- _Work to do_
All of the records below need to be copied exactly.

- _Provided material_
○ ○ ○

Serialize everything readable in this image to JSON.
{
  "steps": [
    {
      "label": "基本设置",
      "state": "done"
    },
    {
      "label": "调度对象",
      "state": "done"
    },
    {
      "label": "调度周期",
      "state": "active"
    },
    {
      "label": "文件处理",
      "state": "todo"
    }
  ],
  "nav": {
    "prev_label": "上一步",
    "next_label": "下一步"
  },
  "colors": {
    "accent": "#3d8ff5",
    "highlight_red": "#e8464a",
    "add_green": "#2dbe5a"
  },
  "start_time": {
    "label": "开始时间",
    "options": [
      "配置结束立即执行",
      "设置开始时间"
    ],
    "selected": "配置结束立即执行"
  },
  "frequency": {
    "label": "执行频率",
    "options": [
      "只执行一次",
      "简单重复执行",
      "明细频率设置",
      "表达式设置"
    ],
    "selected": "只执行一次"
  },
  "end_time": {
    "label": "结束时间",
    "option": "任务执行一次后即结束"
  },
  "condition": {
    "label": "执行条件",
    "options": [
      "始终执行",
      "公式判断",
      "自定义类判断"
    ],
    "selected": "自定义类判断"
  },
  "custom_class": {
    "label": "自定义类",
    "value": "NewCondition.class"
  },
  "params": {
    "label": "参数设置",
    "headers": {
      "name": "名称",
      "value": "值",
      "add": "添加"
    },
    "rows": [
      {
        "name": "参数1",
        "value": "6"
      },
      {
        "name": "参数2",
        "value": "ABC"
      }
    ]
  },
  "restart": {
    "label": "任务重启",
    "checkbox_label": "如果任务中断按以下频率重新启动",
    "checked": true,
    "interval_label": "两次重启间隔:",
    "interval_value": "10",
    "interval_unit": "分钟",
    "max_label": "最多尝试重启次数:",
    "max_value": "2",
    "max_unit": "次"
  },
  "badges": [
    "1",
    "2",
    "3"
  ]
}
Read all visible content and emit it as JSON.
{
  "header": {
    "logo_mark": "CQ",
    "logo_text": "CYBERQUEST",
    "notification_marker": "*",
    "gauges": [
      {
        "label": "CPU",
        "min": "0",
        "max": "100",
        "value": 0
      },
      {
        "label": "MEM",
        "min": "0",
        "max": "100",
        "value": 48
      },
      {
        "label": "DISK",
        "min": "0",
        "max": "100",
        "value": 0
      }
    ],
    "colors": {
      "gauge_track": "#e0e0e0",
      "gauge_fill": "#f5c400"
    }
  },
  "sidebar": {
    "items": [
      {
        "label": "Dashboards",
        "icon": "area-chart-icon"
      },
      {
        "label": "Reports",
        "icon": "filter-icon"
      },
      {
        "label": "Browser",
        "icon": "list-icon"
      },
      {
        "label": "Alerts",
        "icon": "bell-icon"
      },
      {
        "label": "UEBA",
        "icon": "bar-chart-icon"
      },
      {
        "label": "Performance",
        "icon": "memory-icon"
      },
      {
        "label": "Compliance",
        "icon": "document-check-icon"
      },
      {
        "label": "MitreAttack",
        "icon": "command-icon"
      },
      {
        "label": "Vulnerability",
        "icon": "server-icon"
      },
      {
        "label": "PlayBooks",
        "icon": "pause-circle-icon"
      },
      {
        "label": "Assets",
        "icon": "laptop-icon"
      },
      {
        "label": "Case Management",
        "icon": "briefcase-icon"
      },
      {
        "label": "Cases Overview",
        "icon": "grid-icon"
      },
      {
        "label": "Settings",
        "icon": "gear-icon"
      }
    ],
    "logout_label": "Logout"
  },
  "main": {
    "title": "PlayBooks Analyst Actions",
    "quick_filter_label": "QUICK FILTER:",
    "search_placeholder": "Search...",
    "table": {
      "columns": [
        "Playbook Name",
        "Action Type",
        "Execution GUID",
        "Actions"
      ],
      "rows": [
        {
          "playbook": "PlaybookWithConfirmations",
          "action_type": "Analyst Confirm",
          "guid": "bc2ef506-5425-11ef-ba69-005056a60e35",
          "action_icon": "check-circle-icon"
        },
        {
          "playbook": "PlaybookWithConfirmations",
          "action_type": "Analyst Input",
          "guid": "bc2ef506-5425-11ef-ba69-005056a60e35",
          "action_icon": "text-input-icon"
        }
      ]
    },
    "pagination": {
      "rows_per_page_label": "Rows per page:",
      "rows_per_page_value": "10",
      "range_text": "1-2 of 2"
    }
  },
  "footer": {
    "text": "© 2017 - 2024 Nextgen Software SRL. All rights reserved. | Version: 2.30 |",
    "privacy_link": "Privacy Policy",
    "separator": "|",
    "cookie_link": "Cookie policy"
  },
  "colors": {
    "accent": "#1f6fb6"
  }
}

○ ○ ○

- _Exercise result_
Serialize everything readable in this image to JSON.
{
  "steps": [
    {
      "label": "基本设置",
      "state": "done"
    },
    {
      "label": "调度对象",
      "state": "done"
    },
    {
      "label": "调度周期",
      "state": "active"
    },
    {
      "label": "文件处理",
      "state": "todo"
    }
  ],
  "nav": {
    "prev_label": "上一步",
    "next_label": "下一步"
  },
  "colors": {
    "accent": "#3d8ff5",
    "highlight_red": "#e8464a",
    "add_green": "#2dbe5a"
  },
  "start_time": {
    "label": "开始时间",
    "options": [
      "配置结束立即执行",
      "设置开始时间"
    ],
    "selected": "配置结束立即执行"
  },
  "frequency": {
    "label": "执行频率",
    "options": [
      "只执行一次",
      "简单重复执行",
      "明细频率设置",
      "表达式设置"
    ],
    "selected": "只执行一次"
  },
  "end_time": {
    "label": "结束时间",
    "option": "任务执行一次后即结束"
  },
  "condition": {
    "label": "执行条件",
    "options": [
      "始终执行",
      "公式判断",
      "自定义类判断"
    ],
    "selected": "自定义类判断"
  },
  "custom_class": {
    "label": "自定义类",
    "value": "NewCondition.class"
  },
  "params": {
    "label": "参数设置",
    "headers": {
      "name": "名称",
      "value": "值",
      "add": "添加"
    },
    "rows": [
      {
        "name": "参数1",
        "value": "6"
      },
      {
        "name": "参数2",
        "value": "ABC"
      }
    ]
  },
  "restart": {
    "label": "任务重启",
    "checkbox_label": "如果任务中断按以下频率重新启动",
    "checked": true,
    "interval_label": "两次重启间隔:",
    "interval_value": "10",
    "interval_unit": "分钟",
    "max_label": "最多尝试重启次数:",
    "max_value": "2",
    "max_unit": "次"
  },
  "badges": [
    "1",
    "2",
    "3"
  ]
}
Read all visible content and emit it as JSON.
{
  "header": {
    "logo_mark": "CQ",
    "logo_text": "CYBERQUEST",
    "notification_marker": "*",
    "gauges": [
      {
        "label": "CPU",
        "min": "0",
        "max": "100",
        "value": 0
      },
      {
        "label": "MEM",
        "min": "0",
        "max": "100",
        "value": 48
      },
      {
        "label": "DISK",
        "min": "0",
        "max": "100",
        "value": 0
      }
    ],
    "colors": {
      "gauge_track": "#e0e0e0",
      "gauge_fill": "#f5c400"
    }
  },
  "sidebar": {
    "items": [
      {
        "label": "Dashboards",
        "icon": "area-chart-icon"
      },
      {
        "label": "Reports",
        "icon": "filter-icon"
      },
      {
        "label": "Browser",
        "icon": "list-icon"
      },
      {
        "label": "Alerts",
        "icon": "bell-icon"
      },
      {
        "label": "UEBA",
        "icon": "bar-chart-icon"
      },
      {
        "label": "Performance",
        "icon": "memory-icon"
      },
      {
        "label": "Compliance",
        "icon": "document-check-icon"
      },
      {
        "label": "MitreAttack",
        "icon": "command-icon"
      },
      {
        "label": "Vulnerability",
        "icon": "server-icon"
      },
      {
        "label": "PlayBooks",
        "icon": "pause-circle-icon"
      },
      {
        "label": "Assets",
        "icon": "laptop-icon"
      },
      {
        "label": "Case Management",
        "icon": "briefcase-icon"
      },
      {
        "label": "Cases Overview",
        "icon": "grid-icon"
      },
      {
        "label": "Settings",
        "icon": "gear-icon"
      }
    ],
    "logout_label": "Logout"
  },
  "main": {
    "title": "PlayBooks Analyst Actions",
    "quick_filter_label": "QUICK FILTER:",
    "search_placeholder": "Search...",
    "table": {
      "columns": [
        "Playbook Name",
        "Action Type",
        "Execution GUID",
        "Actions"
      ],
      "rows": [
        {
          "playbook": "PlaybookWithConfirmations",
          "action_type": "Analyst Confirm",
          "guid": "bc2ef506-5425-11ef-ba69-005056a60e35",
          "action_icon": "check-circle-icon"
        },
        {
          "playbook": "PlaybookWithConfirmations",
          "action_type": "Analyst Input",
          "guid": "bc2ef506-5425-11ef-ba69-005056a60e35",
          "action_icon": "text-input-icon"
        }
      ]
    },
    "pagination": {
      "rows_per_page_label": "Rows per page:",
      "rows_per_page_value": "10",
      "range_text": "1-2 of 2"
    }
  },
  "footer": {
    "text": "© 2017 - 2024 Nextgen Software SRL. All rights reserved. | Version: 2.30 |",
    "privacy_link": "Privacy Policy",
    "separator": "|",
    "cookie_link": "Cookie policy"
  },
  "colors": {
    "accent": "#1f6fb6"
  }
}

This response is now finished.